- STORED ROWS:
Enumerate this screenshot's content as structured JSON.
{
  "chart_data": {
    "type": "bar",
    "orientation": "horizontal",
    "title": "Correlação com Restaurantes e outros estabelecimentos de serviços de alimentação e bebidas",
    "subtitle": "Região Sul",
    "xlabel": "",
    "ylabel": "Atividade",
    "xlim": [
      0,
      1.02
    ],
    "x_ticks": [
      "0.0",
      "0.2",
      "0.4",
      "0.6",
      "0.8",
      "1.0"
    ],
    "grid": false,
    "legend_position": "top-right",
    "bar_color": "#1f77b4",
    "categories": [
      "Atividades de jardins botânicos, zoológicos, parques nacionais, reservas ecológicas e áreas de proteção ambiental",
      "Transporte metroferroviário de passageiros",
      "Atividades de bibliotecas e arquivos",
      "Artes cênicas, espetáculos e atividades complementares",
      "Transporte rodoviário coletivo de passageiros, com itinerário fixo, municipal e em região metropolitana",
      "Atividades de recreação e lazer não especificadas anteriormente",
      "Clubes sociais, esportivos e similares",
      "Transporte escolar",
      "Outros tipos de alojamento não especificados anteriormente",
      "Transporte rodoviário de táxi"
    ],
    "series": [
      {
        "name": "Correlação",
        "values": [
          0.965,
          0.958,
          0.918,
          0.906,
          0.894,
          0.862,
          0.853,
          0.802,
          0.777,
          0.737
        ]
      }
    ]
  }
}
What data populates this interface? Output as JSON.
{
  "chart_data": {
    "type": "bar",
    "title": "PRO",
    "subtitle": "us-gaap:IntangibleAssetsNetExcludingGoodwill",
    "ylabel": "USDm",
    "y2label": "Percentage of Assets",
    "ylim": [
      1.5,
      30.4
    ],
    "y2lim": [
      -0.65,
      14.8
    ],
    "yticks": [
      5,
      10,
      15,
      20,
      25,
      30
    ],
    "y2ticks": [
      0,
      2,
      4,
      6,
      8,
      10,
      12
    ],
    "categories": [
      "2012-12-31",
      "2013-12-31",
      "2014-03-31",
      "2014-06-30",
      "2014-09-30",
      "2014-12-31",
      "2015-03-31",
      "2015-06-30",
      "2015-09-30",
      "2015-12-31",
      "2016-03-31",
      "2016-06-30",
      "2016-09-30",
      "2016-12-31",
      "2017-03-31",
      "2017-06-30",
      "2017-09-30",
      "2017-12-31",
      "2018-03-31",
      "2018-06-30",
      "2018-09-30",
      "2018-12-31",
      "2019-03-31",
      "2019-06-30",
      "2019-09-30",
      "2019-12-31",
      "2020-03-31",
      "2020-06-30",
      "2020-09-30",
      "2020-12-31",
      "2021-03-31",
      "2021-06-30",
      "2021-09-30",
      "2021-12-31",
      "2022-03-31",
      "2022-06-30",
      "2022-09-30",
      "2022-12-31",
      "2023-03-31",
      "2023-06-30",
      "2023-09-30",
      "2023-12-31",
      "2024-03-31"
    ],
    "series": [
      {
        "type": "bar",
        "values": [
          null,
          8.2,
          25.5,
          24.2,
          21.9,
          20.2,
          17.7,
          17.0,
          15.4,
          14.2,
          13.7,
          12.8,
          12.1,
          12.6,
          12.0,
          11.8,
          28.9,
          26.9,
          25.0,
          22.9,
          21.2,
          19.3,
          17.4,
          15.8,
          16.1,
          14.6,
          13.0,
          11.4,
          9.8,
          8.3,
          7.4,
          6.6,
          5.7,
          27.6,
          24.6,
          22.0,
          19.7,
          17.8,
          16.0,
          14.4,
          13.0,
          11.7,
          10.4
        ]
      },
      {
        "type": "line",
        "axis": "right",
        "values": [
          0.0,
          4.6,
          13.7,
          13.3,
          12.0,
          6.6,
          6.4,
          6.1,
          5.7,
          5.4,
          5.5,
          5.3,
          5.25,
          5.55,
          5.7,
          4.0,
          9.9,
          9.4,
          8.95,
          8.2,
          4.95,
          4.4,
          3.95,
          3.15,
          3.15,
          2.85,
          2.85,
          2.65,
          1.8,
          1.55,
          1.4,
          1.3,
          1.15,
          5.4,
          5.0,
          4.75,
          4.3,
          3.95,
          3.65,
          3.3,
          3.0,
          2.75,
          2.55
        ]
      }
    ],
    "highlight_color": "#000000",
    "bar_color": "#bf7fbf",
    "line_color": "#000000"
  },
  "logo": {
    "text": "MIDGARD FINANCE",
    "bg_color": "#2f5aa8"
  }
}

- TASK OBJECTIVE: Write out every line exactly as it stands.

- FULL OUTPUT:
Enumerate this screenshot's content as structured JSON.
{
  "chart_data": {
    "type": "bar",
    "orientation": "horizontal",
    "title": "Correlação com Restaurantes e outros estabelecimentos de serviços de alimentação e bebidas",
    "subtitle": "Região Sul",
    "xlabel": "",
    "ylabel": "Atividade",
    "xlim": [
      0,
      1.02
    ],
    "x_ticks": [
      "0.0",
      "0.2",
      "0.4",
      "0.6",
      "0.8",
      "1.0"
    ],
    "grid": false,
    "legend_position": "top-right",
    "bar_color": "#1f77b4",
    "categories": [
      "Atividades de jardins botânicos, zoológicos, parques nacionais, reservas ecológicas e áreas de proteção ambiental",
      "Transporte metroferroviário de passageiros",
      "Atividades de bibliotecas e arquivos",
      "Artes cênicas, espetáculos e atividades complementares",
      "Transporte rodoviário coletivo de passageiros, com itinerário fixo, municipal e em região metropolitana",
      "Atividades de recreação e lazer não especificadas anteriormente",
      "Clubes sociais, esportivos e similares",
      "Transporte escolar",
      "Outros tipos de alojamento não especificados anteriormente",
      "Transporte rodoviário de táxi"
    ],
    "series": [
      {
        "name": "Correlação",
        "values": [
          0.965,
          0.958,
          0.918,
          0.906,
          0.894,
          0.862,
          0.853,
          0.802,
          0.777,
          0.737
        ]
      }
    ]
  }
}
What data populates this interface? Output as JSON.
{
  "chart_data": {
    "type": "bar",
    "title": "PRO",
    "subtitle": "us-gaap:IntangibleAssetsNetExcludingGoodwill",
    "ylabel": "USDm",
    "y2label": "Percentage of Assets",
    "ylim": [
      1.5,
      30.4
    ],
    "y2lim": [
      -0.65,
      14.8
    ],
    "yticks": [
      5,
      10,
      15,
      20,
      25,
      30
    ],
    "y2ticks": [
      0,
      2,
      4,
      6,
      8,
      10,
      12
    ],
    "categories": [
      "2012-12-31",
      "2013-12-31",
      "2014-03-31",
      "2014-06-30",
      "2014-09-30",
      "2014-12-31",
      "2015-03-31",
      "2015-06-30",
      "2015-09-30",
      "2015-12-31",
      "2016-03-31",
      "2016-06-30",
      "2016-09-30",
      "2016-12-31",
      "2017-03-31",
      "2017-06-30",
      "2017-09-30",
      "2017-12-31",
      "2018-03-31",
      "2018-06-30",
      "2018-09-30",
      "2018-12-31",
      "2019-03-31",
      "2019-06-30",
      "2019-09-30",
      "2019-12-31",
      "2020-03-31",
      "2020-06-30",
      "2020-09-30",
      "2020-12-31",
      "2021-03-31",
      "2021-06-30",
      "2021-09-30",
      "2021-12-31",
      "2022-03-31",
      "2022-06-30",
      "2022-09-30",
      "2022-12-31",
      "2023-03-31",
      "2023-06-30",
      "2023-09-30",
      "2023-12-31",
      "2024-03-31"
    ],
    "series": [
      {
        "type": "bar",
        "values": [
          null,
          8.2,
          25.5,
          24.2,
          21.9,
          20.2,
          17.7,
          17.0,
          15.4,
          14.2,
          13.7,
          12.8,
          12.1,
          12.6,
          12.0,
          11.8,
          28.9,
          26.9,
          25.0,
          22.9,
          21.2,
          19.3,
          17.4,
          15.8,
          16.1,
          14.6,
          13.0,
          11.4,
          9.8,
          8.3,
          7.4,
          6.6,
          5.7,
          27.6,
          24.6,
          22.0,
          19.7,
          17.8,
          16.0,
          14.4,
          13.0,
          11.7,
          10.4
        ]
      },
      {
        "type": "line",
        "axis": "right",
        "values": [
          0.0,
          4.6,
          13.7,
          13.3,
          12.0,
          6.6,
          6.4,
          6.1,
          5.7,
          5.4,
          5.5,
          5.3,
          5.25,
          5.55,
          5.7,
          4.0,
          9.9,
          9.4,
          8.95,
          8.2,
          4.95,
          4.4,
          3.95,
          3.15,
          3.15,
          2.85,
          2.85,
          2.65,
          1.8,
          1.55,
          1.4,
          1.3,
          1.15,
          5.4,
          5.0,
          4.75,
          4.3,
          3.95,
          3.65,
          3.3,
          3.0,
          2.75,
          2.55
        ]
      }
    ],
    "highlight_color": "#000000",
    "bar_color": "#bf7fbf",
    "line_color": "#000000"
  },
  "logo": {
    "text": "MIDGARD FINANCE",
    "bg_color": "#2f5aa8"
  }
}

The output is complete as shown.